Data records
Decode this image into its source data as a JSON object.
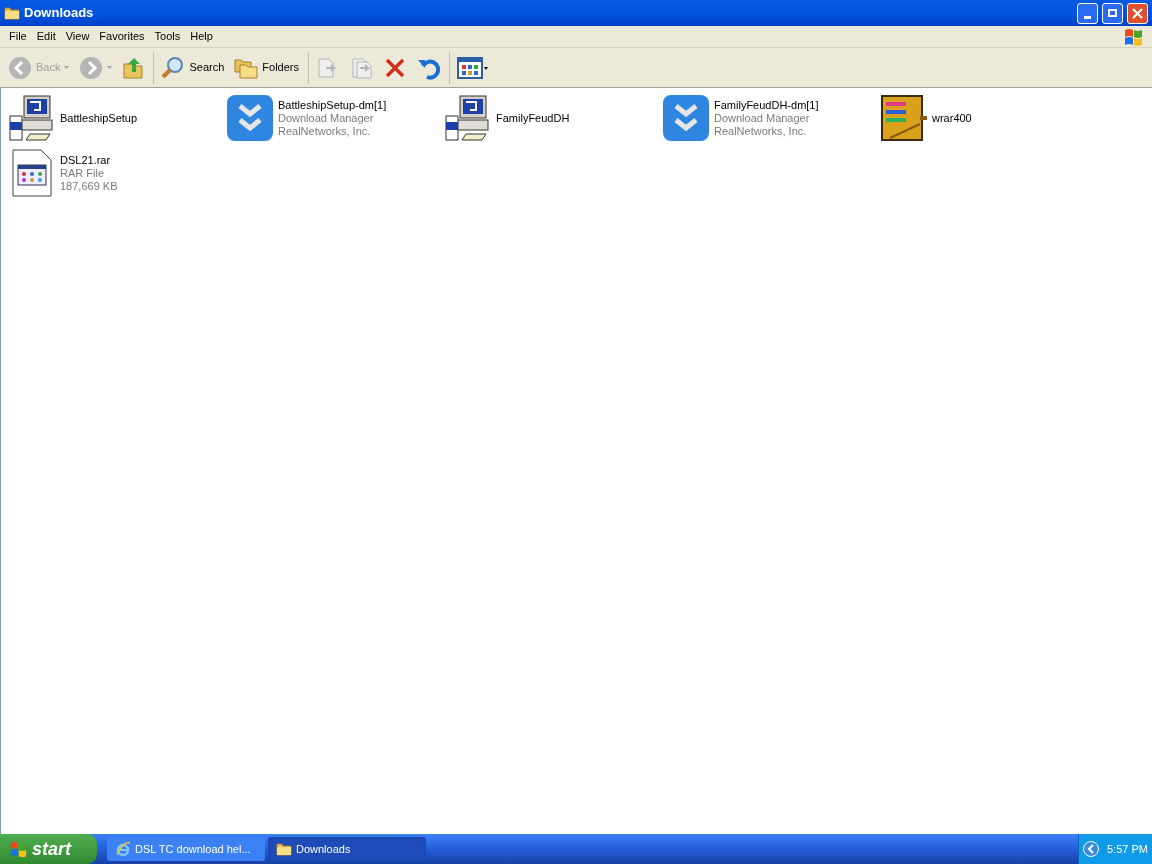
{
  "window": {
    "title": "Downloads"
  },
  "menu": [
    "File",
    "Edit",
    "View",
    "Favorites",
    "Tools",
    "Help"
  ],
  "toolbar": [
    {
      "kind": "back",
      "label": "Back",
      "disabled": true
    },
    {
      "kind": "forward",
      "disabled": true
    },
    {
      "kind": "up",
      "disabled": false
    },
    {
      "kind": "search",
      "label": "Search",
      "disabled": false
    },
    {
      "kind": "folders",
      "label": "Folders",
      "disabled": false
    },
    {
      "kind": "move",
      "disabled": true
    },
    {
      "kind": "copy",
      "disabled": true
    },
    {
      "kind": "delete",
      "disabled": false
    },
    {
      "kind": "undo",
      "disabled": false
    },
    {
      "kind": "views",
      "disabled": false
    }
  ],
  "files": [
    {
      "kind": "installer",
      "name": "BattleshipSetup"
    },
    {
      "kind": "download_manager",
      "name": "BattleshipSetup-dm[1]",
      "details": [
        "Download Manager",
        "RealNetworks, Inc."
      ]
    },
    {
      "kind": "installer",
      "name": "FamilyFeudDH"
    },
    {
      "kind": "download_manager",
      "name": "FamilyFeudDH-dm[1]",
      "details": [
        "Download Manager",
        "RealNetworks, Inc."
      ]
    },
    {
      "kind": "archive",
      "name": "wrar400"
    },
    {
      "kind": "rar_file",
      "name": "DSL21.rar",
      "details": [
        "RAR File",
        "187,669 KB"
      ]
    }
  ],
  "taskbar": {
    "start": "start",
    "tasks": [
      {
        "kind": "browser",
        "label": "DSL TC download hel...",
        "selected": false
      },
      {
        "kind": "folder",
        "label": "Downloads",
        "selected": true
      }
    ],
    "clock": "5:57 PM"
  }
}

Prompt
The pictures should not appear in the copy; every other part of the records above must be returned exactly.

Output below
Decode this image into its source data as a JSON object.
{
  "window": {
    "title": "Downloads"
  },
  "menu": [
    "File",
    "Edit",
    "View",
    "Favorites",
    "Tools",
    "Help"
  ],
  "toolbar": [
    {
      "kind": "back",
      "label": "Back",
      "disabled": true
    },
    {
      "kind": "forward",
      "disabled": true
    },
    {
      "kind": "up",
      "disabled": false
    },
    {
      "kind": "search",
      "label": "Search",
      "disabled": false
    },
    {
      "kind": "folders",
      "label": "Folders",
      "disabled": false
    },
    {
      "kind": "move",
      "disabled": true
    },
    {
      "kind": "copy",
      "disabled": true
    },
    {
      "kind": "delete",
      "disabled": false
    },
    {
      "kind": "undo",
      "disabled": false
    },
    {
      "kind": "views",
      "disabled": false
    }
  ],
  "files": [
    {
      "kind": "installer",
      "name": "BattleshipSetup"
    },
    {
      "kind": "download_manager",
      "name": "BattleshipSetup-dm[1]",
      "details": [
        "Download Manager",
        "RealNetworks, Inc."
      ]
    },
    {
      "kind": "installer",
      "name": "FamilyFeudDH"
    },
    {
      "kind": "download_manager",
      "name": "FamilyFeudDH-dm[1]",
      "details": [
        "Download Manager",
        "RealNetworks, Inc."
      ]
    },
    {
      "kind": "archive",
      "name": "wrar400"
    },
    {
      "kind": "rar_file",
      "name": "DSL21.rar",
      "details": [
        "RAR File",
        "187,669 KB"
      ]
    }
  ],
  "taskbar": {
    "start": "start",
    "tasks": [
      {
        "kind": "browser",
        "label": "DSL TC download hel...",
        "selected": false
      },
      {
        "kind": "folder",
        "label": "Downloads",
        "selected": true
      }
    ],
    "clock": "5:57 PM"
  }
}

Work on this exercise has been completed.